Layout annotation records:
____
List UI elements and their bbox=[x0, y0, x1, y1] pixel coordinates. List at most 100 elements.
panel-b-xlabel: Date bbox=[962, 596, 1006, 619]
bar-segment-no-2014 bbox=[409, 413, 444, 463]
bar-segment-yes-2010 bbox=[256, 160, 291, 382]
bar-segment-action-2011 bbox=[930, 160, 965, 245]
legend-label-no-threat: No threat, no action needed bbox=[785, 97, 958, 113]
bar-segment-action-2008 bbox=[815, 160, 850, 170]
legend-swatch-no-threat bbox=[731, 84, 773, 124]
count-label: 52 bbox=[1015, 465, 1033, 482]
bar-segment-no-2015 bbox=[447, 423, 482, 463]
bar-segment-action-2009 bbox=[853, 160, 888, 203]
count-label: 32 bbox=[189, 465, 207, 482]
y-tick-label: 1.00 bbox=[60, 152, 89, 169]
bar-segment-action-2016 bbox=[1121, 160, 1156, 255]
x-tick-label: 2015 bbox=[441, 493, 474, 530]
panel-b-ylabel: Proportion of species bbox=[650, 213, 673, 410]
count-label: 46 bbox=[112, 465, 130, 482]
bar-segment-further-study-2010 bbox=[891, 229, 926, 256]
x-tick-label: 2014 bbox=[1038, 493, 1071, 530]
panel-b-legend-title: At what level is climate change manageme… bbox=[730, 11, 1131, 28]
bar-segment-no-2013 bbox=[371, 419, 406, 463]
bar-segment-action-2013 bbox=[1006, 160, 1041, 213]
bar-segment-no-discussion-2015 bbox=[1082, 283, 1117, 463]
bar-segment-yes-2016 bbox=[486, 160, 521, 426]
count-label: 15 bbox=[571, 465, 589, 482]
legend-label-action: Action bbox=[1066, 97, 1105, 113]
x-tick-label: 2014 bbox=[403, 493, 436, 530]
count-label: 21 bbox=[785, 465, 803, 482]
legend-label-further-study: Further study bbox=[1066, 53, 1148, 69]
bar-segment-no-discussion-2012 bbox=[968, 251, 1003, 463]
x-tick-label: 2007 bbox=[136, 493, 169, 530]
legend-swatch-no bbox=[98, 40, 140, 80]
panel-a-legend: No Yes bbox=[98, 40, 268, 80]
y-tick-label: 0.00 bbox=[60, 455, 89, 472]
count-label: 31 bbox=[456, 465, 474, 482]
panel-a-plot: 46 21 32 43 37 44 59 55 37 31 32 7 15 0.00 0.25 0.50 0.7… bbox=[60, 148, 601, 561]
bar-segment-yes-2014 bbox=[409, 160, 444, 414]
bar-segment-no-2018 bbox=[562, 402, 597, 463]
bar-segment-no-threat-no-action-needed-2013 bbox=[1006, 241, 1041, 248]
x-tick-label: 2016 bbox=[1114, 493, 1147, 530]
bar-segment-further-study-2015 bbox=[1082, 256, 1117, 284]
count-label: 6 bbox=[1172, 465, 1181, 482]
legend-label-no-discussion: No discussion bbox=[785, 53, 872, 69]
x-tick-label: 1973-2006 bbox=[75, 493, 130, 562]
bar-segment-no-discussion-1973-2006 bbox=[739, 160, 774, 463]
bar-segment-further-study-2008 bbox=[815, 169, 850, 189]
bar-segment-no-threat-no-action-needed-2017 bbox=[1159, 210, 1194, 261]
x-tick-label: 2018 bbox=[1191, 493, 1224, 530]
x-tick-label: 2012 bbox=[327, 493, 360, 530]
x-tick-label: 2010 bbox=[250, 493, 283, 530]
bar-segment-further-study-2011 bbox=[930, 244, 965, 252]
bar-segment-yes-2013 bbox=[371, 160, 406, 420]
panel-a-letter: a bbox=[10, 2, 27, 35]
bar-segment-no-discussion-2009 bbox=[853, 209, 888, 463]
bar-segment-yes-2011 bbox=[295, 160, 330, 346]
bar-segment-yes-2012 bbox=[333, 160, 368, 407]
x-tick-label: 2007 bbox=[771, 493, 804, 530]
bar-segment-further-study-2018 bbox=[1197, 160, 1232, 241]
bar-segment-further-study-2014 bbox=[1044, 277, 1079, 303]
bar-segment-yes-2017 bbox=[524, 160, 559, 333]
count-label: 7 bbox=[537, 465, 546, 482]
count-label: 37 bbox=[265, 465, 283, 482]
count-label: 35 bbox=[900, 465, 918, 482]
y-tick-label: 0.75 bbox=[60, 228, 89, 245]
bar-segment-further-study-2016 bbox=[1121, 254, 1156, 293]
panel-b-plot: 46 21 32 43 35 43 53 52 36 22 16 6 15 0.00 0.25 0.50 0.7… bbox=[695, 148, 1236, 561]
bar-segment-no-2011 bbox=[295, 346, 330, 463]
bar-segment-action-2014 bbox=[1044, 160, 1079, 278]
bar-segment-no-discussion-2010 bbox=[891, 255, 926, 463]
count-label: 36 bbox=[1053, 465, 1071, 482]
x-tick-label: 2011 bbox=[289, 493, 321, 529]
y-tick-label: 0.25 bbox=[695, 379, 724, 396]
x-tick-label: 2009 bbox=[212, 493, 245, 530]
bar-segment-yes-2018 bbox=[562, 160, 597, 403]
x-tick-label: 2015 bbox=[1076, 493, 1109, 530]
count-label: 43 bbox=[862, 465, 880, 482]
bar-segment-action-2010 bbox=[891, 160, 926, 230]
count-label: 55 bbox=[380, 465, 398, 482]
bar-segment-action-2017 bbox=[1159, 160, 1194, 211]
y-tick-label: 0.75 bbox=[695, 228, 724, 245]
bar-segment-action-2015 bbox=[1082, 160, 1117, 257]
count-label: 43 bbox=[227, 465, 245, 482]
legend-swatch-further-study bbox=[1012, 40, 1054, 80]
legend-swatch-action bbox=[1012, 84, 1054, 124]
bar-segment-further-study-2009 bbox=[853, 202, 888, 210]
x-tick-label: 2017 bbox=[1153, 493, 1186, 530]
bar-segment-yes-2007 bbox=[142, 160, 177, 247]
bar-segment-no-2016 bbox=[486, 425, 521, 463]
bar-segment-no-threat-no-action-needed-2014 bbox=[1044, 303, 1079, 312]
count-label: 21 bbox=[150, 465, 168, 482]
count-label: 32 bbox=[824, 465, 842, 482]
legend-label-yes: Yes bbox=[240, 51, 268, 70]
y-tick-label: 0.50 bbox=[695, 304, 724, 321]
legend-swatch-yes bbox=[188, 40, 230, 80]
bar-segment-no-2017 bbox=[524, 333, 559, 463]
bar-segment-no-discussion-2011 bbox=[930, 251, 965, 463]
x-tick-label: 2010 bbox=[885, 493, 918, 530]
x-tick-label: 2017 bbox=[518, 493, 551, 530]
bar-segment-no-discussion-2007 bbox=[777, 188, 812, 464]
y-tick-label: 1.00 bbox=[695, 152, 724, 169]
____
Set problem: Return the material above without alteration, beginning with its first line and stopping after the line that contains "bar-segment-further-study-2010 bbox=[891, 229, 926, 256]", with both of those lines included.

The result:
List UI elements and their bbox=[x0, y0, x1, y1] pixel coordinates. List at most 100 elements.
panel-b-xlabel: Date bbox=[962, 596, 1006, 619]
bar-segment-no-2014 bbox=[409, 413, 444, 463]
bar-segment-yes-2010 bbox=[256, 160, 291, 382]
bar-segment-action-2011 bbox=[930, 160, 965, 245]
legend-label-no-threat: No threat, no action needed bbox=[785, 97, 958, 113]
bar-segment-action-2008 bbox=[815, 160, 850, 170]
legend-swatch-no-threat bbox=[731, 84, 773, 124]
count-label: 52 bbox=[1015, 465, 1033, 482]
bar-segment-no-2015 bbox=[447, 423, 482, 463]
bar-segment-action-2009 bbox=[853, 160, 888, 203]
count-label: 32 bbox=[189, 465, 207, 482]
y-tick-label: 1.00 bbox=[60, 152, 89, 169]
bar-segment-action-2016 bbox=[1121, 160, 1156, 255]
x-tick-label: 2015 bbox=[441, 493, 474, 530]
panel-b-ylabel: Proportion of species bbox=[650, 213, 673, 410]
count-label: 46 bbox=[112, 465, 130, 482]
bar-segment-further-study-2010 bbox=[891, 229, 926, 256]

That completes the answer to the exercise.